- **Problem details**
Wherever the word "output" appears in a line, copy that line.

- **Input records**
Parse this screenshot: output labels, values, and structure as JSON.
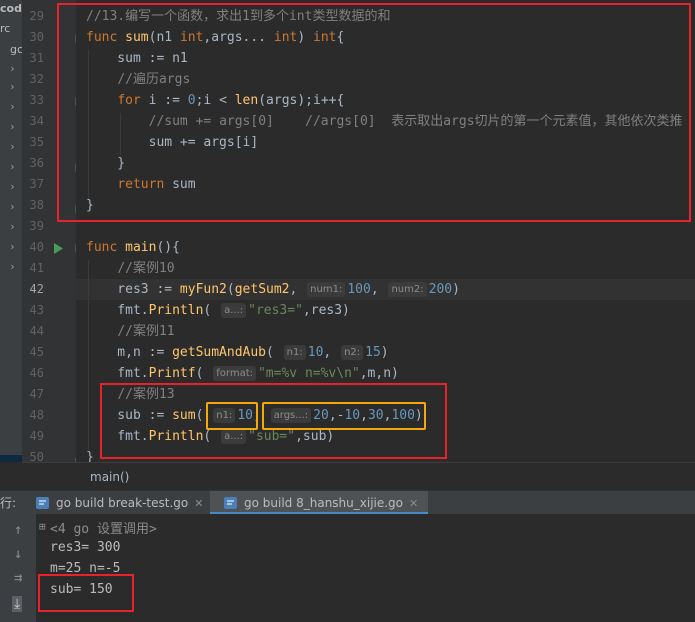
{
  "project_panel": {
    "fragments": [
      "code",
      "rc",
      "gc"
    ]
  },
  "editor": {
    "line_numbers": [
      "29",
      "30",
      "31",
      "32",
      "33",
      "34",
      "35",
      "36",
      "37",
      "38",
      "39",
      "40",
      "41",
      "42",
      "43",
      "44",
      "45",
      "46",
      "47",
      "48",
      "49",
      "50"
    ],
    "current_line": "42",
    "comment_29": "//13.编写一个函数，求出1到多个int类型数据的和",
    "comment_32": "//遍历args",
    "comment_34": "//sum += args[0]    //args[0]  表示取出args切片的第一个元素值，其他依次类推",
    "comment_41": "//案例10",
    "comment_44": "//案例11",
    "comment_47": "//案例13",
    "hints": {
      "num1": "num1:",
      "num2": "num2:",
      "a1": "a...:",
      "format": "format:",
      "n1": "n1:",
      "n2": "n2:",
      "n1b": "n1:",
      "args": "args...:",
      "a2": "a...:"
    },
    "breadcrumb": "main()"
  },
  "run_panel": {
    "label": "行:",
    "tabs": [
      {
        "label": "go build break-test.go",
        "active": false
      },
      {
        "label": "go build 8_hanshu_xijie.go",
        "active": true
      }
    ],
    "output": [
      "<4 go 设置调用>",
      "res3= 300",
      "m=25 n=-5",
      "sub= 150"
    ]
  },
  "colors": {
    "annotation_red": "#e8222c",
    "annotation_yellow": "#f5a80c",
    "keyword": "#cc7832",
    "function": "#ffc66d",
    "number": "#6897bb",
    "string": "#6a8759"
  }
}
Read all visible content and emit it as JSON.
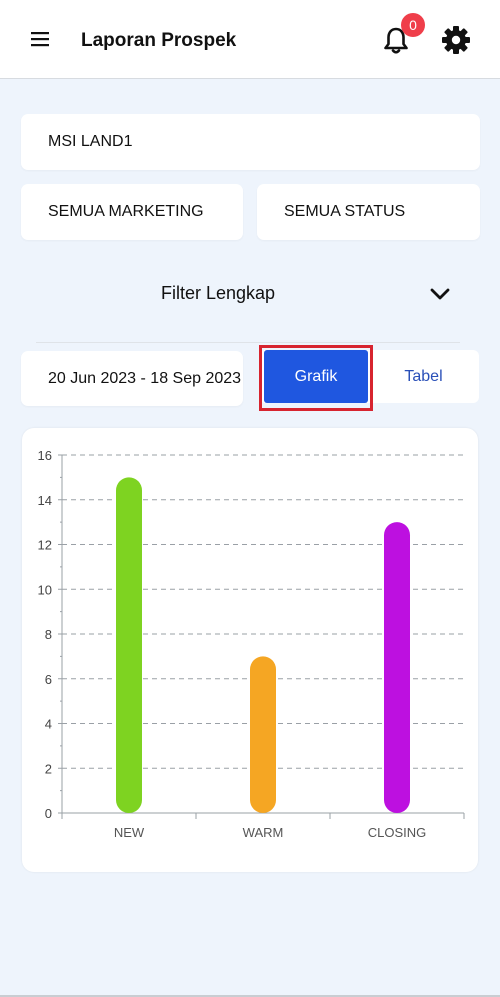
{
  "header": {
    "title": "Laporan Prospek",
    "notification_count": "0"
  },
  "filters": {
    "project": "MSI LAND1",
    "marketing": "SEMUA MARKETING",
    "status": "SEMUA STATUS",
    "advanced_label": "Filter Lengkap",
    "date_range": "20 Jun 2023 - 18 Sep 2023"
  },
  "view_toggle": {
    "grafik_label": "Grafik",
    "tabel_label": "Tabel",
    "active": "Grafik"
  },
  "colors": {
    "accent": "#1f57e0",
    "highlight": "#d7242f",
    "badge": "#ef3e4a"
  },
  "chart_data": {
    "type": "bar",
    "categories": [
      "NEW",
      "WARM",
      "CLOSING"
    ],
    "values": [
      15,
      7,
      13
    ],
    "colors": [
      "#7ed321",
      "#f5a623",
      "#bd10e0"
    ],
    "ylim": [
      0,
      16
    ],
    "yticks": [
      "0",
      "2",
      "4",
      "6",
      "8",
      "10",
      "12",
      "14",
      "16"
    ],
    "grid": true,
    "title": "",
    "xlabel": "",
    "ylabel": ""
  }
}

- **Response**
Parse this screenshot: output labels, values, and structure as JSON.
    "output": [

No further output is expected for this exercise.